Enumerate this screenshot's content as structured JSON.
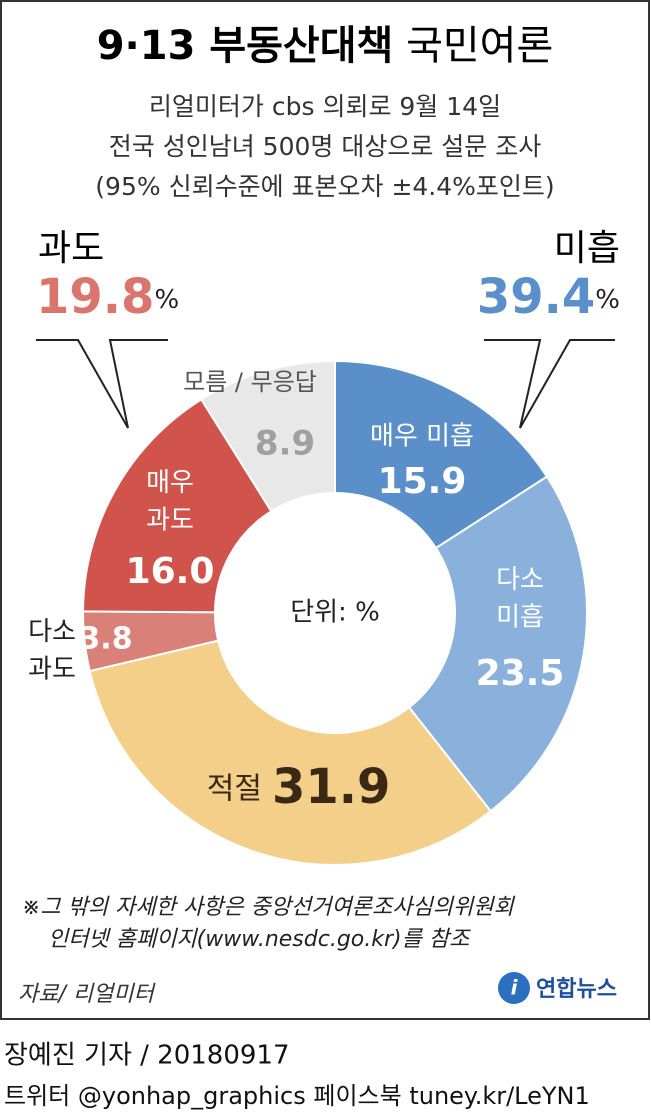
{
  "chart_data": {
    "type": "donut",
    "title": [
      "9·13 부동산대책",
      "국민여론"
    ],
    "subtitle": [
      "리얼미터가 cbs 의뢰로 9월 14일",
      "전국 성인남녀 500명 대상으로 설문 조사",
      "(95% 신뢰수준에 표본오차 ±4.4%포인트)"
    ],
    "categories": [
      "매우 미흡",
      "다소 미흡",
      "적절",
      "다소 과도",
      "매우 과도",
      "모름 / 무응답"
    ],
    "values": [
      15.9,
      23.5,
      31.9,
      3.8,
      16.0,
      8.9
    ],
    "value_labels": [
      "15.9",
      "23.5",
      "31.9",
      "3.8",
      "16.0",
      "8.9"
    ],
    "colors": [
      "#5b8fc9",
      "#8ab0dc",
      "#f3cf8a",
      "#d98079",
      "#d0544c",
      "#e8e8e8"
    ],
    "groups": [
      {
        "name": "과도",
        "value": 19.8,
        "color": "#d9756d"
      },
      {
        "name": "미흡",
        "value": 39.4,
        "color": "#5b8fc9"
      }
    ],
    "unit": "%",
    "center_label": "단위: %",
    "footnote": [
      "※그 밖의 자세한 사항은 중앙선거여론조사심의위원회",
      "인터넷 홈페이지(www.nesdc.go.kr)를 참조"
    ],
    "source": "자료/ 리얼미터",
    "logo": "연합뉴스",
    "byline": "장예진 기자 / 20180917",
    "social": "트위터 @yonhap_graphics  페이스북 tuney.kr/LeYN1"
  }
}
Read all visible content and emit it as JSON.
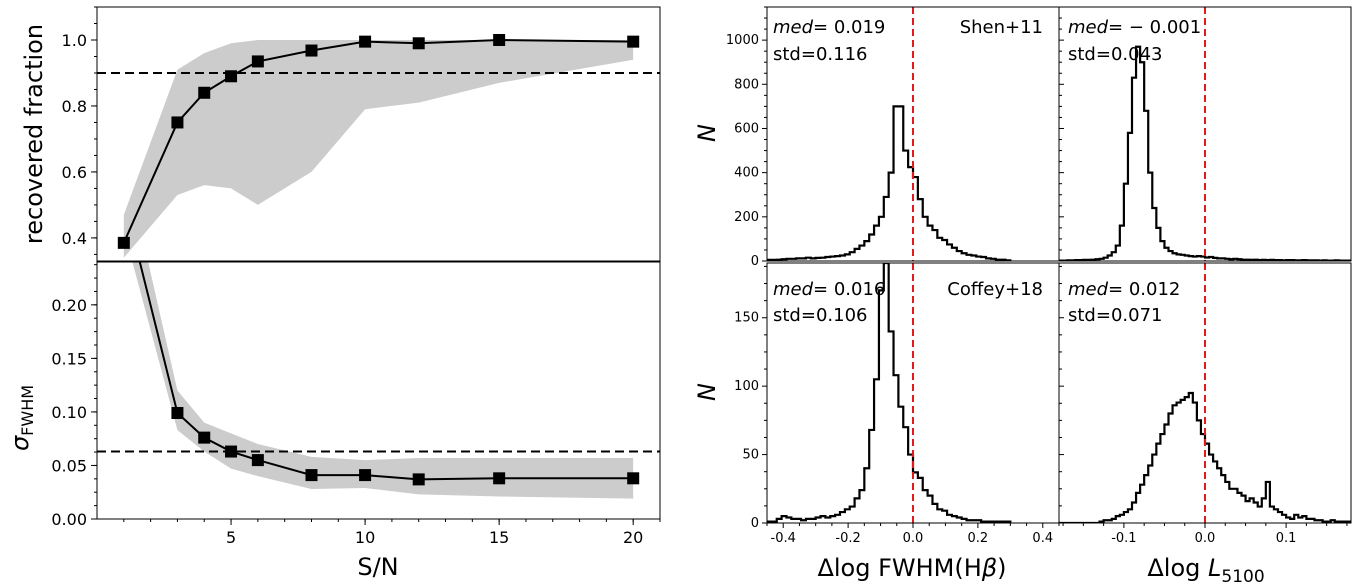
{
  "figure": {
    "left": {
      "xlabel": "S/N",
      "x_ticks": [
        "5",
        "10",
        "15",
        "20"
      ],
      "xlim": [
        0,
        21
      ],
      "top": {
        "ylabel": "recovered fraction",
        "y_ticks": [
          "0.4",
          "0.6",
          "0.8",
          "1.0"
        ],
        "ylim": [
          0.33,
          1.1
        ],
        "ref_line": 0.9
      },
      "bottom": {
        "ylabel_symbol": "σ",
        "ylabel_sub": "FWHM",
        "y_ticks": [
          "0.00",
          "0.05",
          "0.10",
          "0.15",
          "0.20"
        ],
        "ylim": [
          0.0,
          0.24
        ],
        "ref_line": 0.063
      }
    },
    "right": {
      "ylabel": "N",
      "left_col": {
        "xlabel_pre": "Δlog FWHM(H",
        "xlabel_greek": "β",
        "xlabel_post": ")",
        "x_ticks": [
          "-0.4",
          "-0.2",
          "0.0",
          "0.2",
          "0.4"
        ]
      },
      "right_col": {
        "xlabel_pre": "Δlog ",
        "xlabel_var": "L",
        "xlabel_sub": "5100",
        "x_ticks": [
          "-0.1",
          "0.0",
          "0.1"
        ]
      },
      "top_row": {
        "y_ticks": [
          "0",
          "200",
          "400",
          "600",
          "800",
          "1000"
        ],
        "tag": "Shen+11",
        "ann_left": {
          "med_label": "med",
          "med_value": "= 0.019",
          "std": "std=0.116"
        },
        "ann_right": {
          "med_label": "med",
          "med_value": "= − 0.001",
          "std": "std=0.043"
        }
      },
      "bottom_row": {
        "y_ticks": [
          "0",
          "50",
          "100",
          "150"
        ],
        "tag": "Coffey+18",
        "ann_left": {
          "med_label": "med",
          "med_value": "= 0.016",
          "std": "std=0.106"
        },
        "ann_right": {
          "med_label": "med",
          "med_value": "= 0.012",
          "std": "std=0.071"
        }
      }
    }
  },
  "chart_data": [
    {
      "type": "line",
      "title": "",
      "xlabel": "S/N",
      "ylabel": "recovered fraction",
      "xlim": [
        0,
        21
      ],
      "ylim": [
        0.33,
        1.1
      ],
      "x": [
        1,
        3,
        4,
        5,
        6,
        8,
        10,
        12,
        15,
        20
      ],
      "series": [
        {
          "values": [
            0.385,
            0.75,
            0.84,
            0.89,
            0.935,
            0.968,
            0.995,
            0.99,
            1.0,
            0.995
          ]
        }
      ],
      "band": {
        "x": [
          1,
          3,
          4,
          5,
          6,
          8,
          10,
          12,
          15,
          20
        ],
        "upper": [
          0.47,
          0.91,
          0.96,
          0.99,
          1.0,
          1.0,
          1.0,
          1.0,
          1.0,
          1.0
        ],
        "lower": [
          0.34,
          0.53,
          0.56,
          0.55,
          0.5,
          0.6,
          0.79,
          0.81,
          0.87,
          0.94
        ]
      },
      "reference_line": 0.9
    },
    {
      "type": "line",
      "title": "",
      "xlabel": "S/N",
      "ylabel": "σFWHM",
      "xlim": [
        0,
        21
      ],
      "ylim": [
        0.0,
        0.24
      ],
      "x": [
        1,
        3,
        4,
        5,
        6,
        8,
        10,
        12,
        15,
        20
      ],
      "series": [
        {
          "values": [
            0.3,
            0.099,
            0.076,
            0.063,
            0.055,
            0.041,
            0.041,
            0.037,
            0.038,
            0.038
          ]
        }
      ],
      "band": {
        "x": [
          1,
          3,
          4,
          5,
          6,
          8,
          10,
          12,
          15,
          20
        ],
        "upper": [
          0.34,
          0.12,
          0.09,
          0.08,
          0.07,
          0.058,
          0.055,
          0.057,
          0.057,
          0.057
        ],
        "lower": [
          0.27,
          0.083,
          0.063,
          0.047,
          0.04,
          0.028,
          0.029,
          0.023,
          0.021,
          0.019
        ]
      },
      "reference_line": 0.063
    },
    {
      "type": "bar",
      "title": "",
      "xlabel": "",
      "ylabel": "N",
      "xlim": [
        -0.45,
        0.45
      ],
      "ylim": [
        0,
        1150
      ],
      "bin_width": 0.015,
      "bin_start": -0.45,
      "values": [
        5,
        5,
        6,
        8,
        10,
        10,
        12,
        12,
        15,
        12,
        14,
        15,
        18,
        20,
        22,
        25,
        30,
        40,
        55,
        70,
        90,
        120,
        160,
        200,
        290,
        400,
        700,
        700,
        500,
        425,
        380,
        280,
        200,
        160,
        140,
        105,
        95,
        75,
        60,
        45,
        35,
        28,
        25,
        20,
        18,
        12,
        10,
        6,
        6,
        3
      ],
      "median_line": 0.0,
      "annotation": "Shen+11"
    },
    {
      "type": "bar",
      "title": "",
      "xlabel": "",
      "ylabel": "N",
      "xlim": [
        -0.18,
        0.18
      ],
      "ylim": [
        0,
        1150
      ],
      "bin_width": 0.005,
      "bin_start": -0.18,
      "values": [
        2,
        2,
        3,
        3,
        4,
        4,
        5,
        5,
        6,
        8,
        10,
        15,
        25,
        40,
        70,
        160,
        350,
        580,
        830,
        970,
        900,
        680,
        400,
        240,
        150,
        90,
        60,
        45,
        35,
        30,
        28,
        25,
        22,
        20,
        22,
        20,
        16,
        18,
        14,
        12,
        12,
        10,
        8,
        10,
        8,
        6,
        6,
        5,
        6,
        4,
        5,
        4,
        5,
        4,
        4,
        3,
        4,
        4,
        3,
        3,
        4,
        3,
        3,
        3,
        2,
        3,
        2,
        2,
        3,
        2,
        2,
        2
      ],
      "median_line": 0.0
    },
    {
      "type": "bar",
      "title": "",
      "xlabel": "Δlog FWHM(Hβ)",
      "ylabel": "N",
      "xlim": [
        -0.45,
        0.45
      ],
      "ylim": [
        0,
        190
      ],
      "bin_width": 0.015,
      "bin_start": -0.45,
      "values": [
        1,
        1,
        3,
        5,
        4,
        3,
        3,
        2,
        3,
        3,
        4,
        5,
        4,
        5,
        6,
        8,
        10,
        12,
        18,
        24,
        40,
        68,
        105,
        170,
        190,
        140,
        108,
        85,
        70,
        50,
        37,
        33,
        24,
        20,
        14,
        10,
        9,
        6,
        5,
        4,
        3,
        2,
        2,
        2,
        1,
        1,
        1,
        1,
        1,
        1
      ],
      "median_line": 0.0,
      "annotation": "Coffey+18"
    },
    {
      "type": "bar",
      "title": "",
      "xlabel": "Δlog L5100",
      "ylabel": "N",
      "xlim": [
        -0.18,
        0.18
      ],
      "ylim": [
        0,
        190
      ],
      "bin_width": 0.005,
      "bin_start": -0.18,
      "values": [
        0,
        0,
        0,
        0,
        0,
        0,
        0,
        0,
        0,
        0,
        1,
        2,
        2,
        3,
        5,
        6,
        8,
        10,
        15,
        22,
        28,
        35,
        42,
        50,
        58,
        65,
        72,
        80,
        86,
        88,
        90,
        92,
        95,
        88,
        75,
        65,
        58,
        50,
        45,
        40,
        35,
        30,
        25,
        25,
        22,
        20,
        16,
        18,
        15,
        12,
        18,
        30,
        12,
        10,
        8,
        6,
        4,
        3,
        6,
        4,
        5,
        3,
        3,
        2,
        2,
        1,
        1,
        2,
        1,
        1,
        1,
        1
      ],
      "median_line": 0.0
    }
  ]
}
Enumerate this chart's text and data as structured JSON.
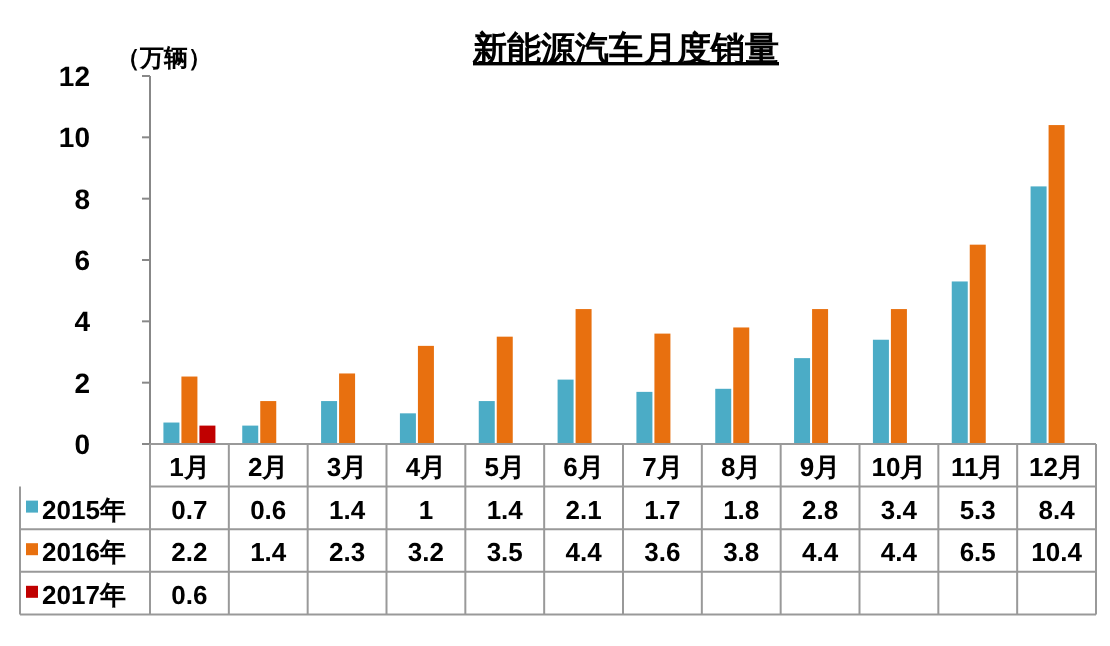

....

PROMPT
Copy every single line of the material above that holds "recovered".

RESULT FOR THIS TASK
        "ylabel": "recovered fraction",
      "ylabel": "recovered fraction",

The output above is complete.